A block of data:
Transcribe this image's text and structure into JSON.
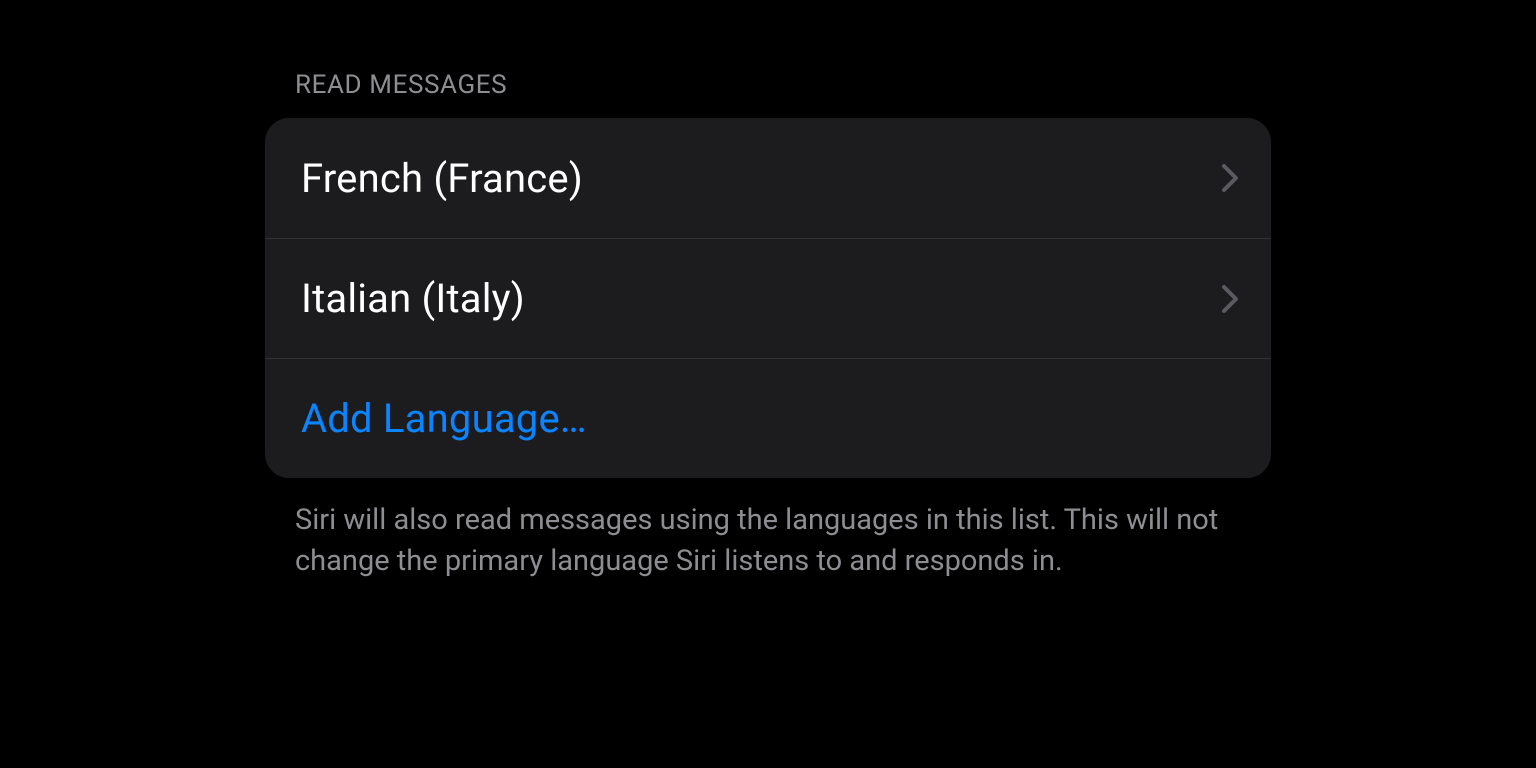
{
  "section": {
    "header": "READ MESSAGES",
    "languages": [
      {
        "label": "French (France)"
      },
      {
        "label": "Italian (Italy)"
      }
    ],
    "add_language_label": "Add Language…",
    "footer": "Siri will also read messages using the languages in this list. This will not change the primary language Siri listens to and responds in."
  },
  "colors": {
    "background": "#000000",
    "cell": "#1c1c1e",
    "separator": "#323235",
    "primaryText": "#ffffff",
    "secondaryText": "#8d8d92",
    "link": "#0a84ff"
  }
}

What you need to do -> Reproduce the entries above without change, omitting all pictures.

Full response ->
Transcribe this image's text and structure into JSON.
{
  "section": {
    "header": "READ MESSAGES",
    "languages": [
      {
        "label": "French (France)"
      },
      {
        "label": "Italian (Italy)"
      }
    ],
    "add_language_label": "Add Language…",
    "footer": "Siri will also read messages using the languages in this list. This will not change the primary language Siri listens to and responds in."
  },
  "colors": {
    "background": "#000000",
    "cell": "#1c1c1e",
    "separator": "#323235",
    "primaryText": "#ffffff",
    "secondaryText": "#8d8d92",
    "link": "#0a84ff"
  }
}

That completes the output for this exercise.